WORK INSTRUCTIONS:
Check every line for the word "text" and give the number of lines where it occurs, nothing else.
+ + +
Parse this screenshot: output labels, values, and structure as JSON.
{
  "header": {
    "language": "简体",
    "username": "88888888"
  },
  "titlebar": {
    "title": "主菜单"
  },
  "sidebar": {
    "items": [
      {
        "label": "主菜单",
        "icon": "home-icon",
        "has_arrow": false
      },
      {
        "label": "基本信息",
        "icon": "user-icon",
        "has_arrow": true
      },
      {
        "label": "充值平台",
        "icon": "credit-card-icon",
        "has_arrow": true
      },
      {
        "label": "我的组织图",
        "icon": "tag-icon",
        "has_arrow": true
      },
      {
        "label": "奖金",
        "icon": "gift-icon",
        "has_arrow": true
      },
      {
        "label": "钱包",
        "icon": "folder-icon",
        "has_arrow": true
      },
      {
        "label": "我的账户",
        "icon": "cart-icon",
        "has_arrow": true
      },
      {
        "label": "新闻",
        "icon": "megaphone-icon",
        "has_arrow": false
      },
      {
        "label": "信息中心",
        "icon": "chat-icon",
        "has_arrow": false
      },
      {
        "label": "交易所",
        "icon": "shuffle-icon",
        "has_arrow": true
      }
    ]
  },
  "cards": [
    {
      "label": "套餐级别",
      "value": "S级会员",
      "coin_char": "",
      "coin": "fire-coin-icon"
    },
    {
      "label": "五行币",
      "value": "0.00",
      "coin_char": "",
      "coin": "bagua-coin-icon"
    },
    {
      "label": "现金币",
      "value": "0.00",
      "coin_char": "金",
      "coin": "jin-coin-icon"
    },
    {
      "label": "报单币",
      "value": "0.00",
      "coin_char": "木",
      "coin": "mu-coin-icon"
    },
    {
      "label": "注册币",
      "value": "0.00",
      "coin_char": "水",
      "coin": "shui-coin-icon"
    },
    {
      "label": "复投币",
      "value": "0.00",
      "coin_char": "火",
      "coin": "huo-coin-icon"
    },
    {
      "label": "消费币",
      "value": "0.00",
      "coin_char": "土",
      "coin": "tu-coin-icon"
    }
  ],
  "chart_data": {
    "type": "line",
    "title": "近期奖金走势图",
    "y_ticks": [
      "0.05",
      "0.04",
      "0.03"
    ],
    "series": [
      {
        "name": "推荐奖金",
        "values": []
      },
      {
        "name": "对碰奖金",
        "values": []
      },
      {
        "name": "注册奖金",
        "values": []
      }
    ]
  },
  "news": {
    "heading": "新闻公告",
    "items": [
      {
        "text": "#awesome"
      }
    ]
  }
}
+ + +
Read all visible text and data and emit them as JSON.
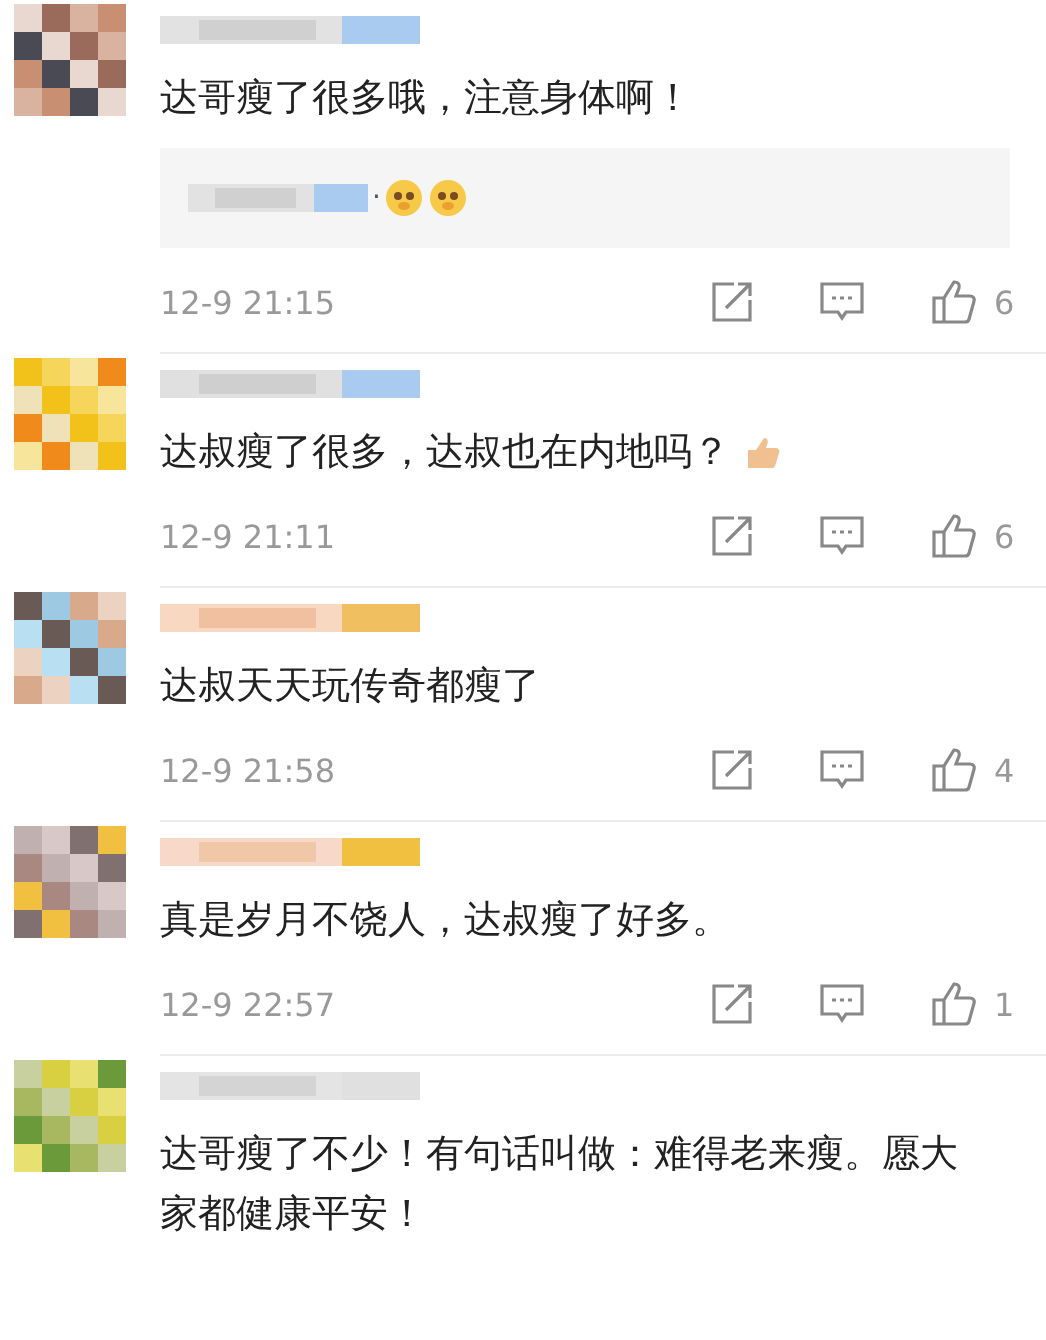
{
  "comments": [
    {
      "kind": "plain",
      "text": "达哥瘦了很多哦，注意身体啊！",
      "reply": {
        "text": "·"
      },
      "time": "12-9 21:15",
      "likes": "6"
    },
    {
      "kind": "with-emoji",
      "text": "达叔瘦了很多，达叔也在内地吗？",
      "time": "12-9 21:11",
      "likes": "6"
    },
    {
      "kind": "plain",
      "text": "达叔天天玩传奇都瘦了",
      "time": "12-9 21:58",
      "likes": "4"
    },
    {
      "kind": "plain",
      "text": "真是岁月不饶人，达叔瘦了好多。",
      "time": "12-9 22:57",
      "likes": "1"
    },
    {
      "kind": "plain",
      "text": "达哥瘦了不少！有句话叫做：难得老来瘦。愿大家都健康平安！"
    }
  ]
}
+ + +
ANSWER TO THE PROBLEM:
8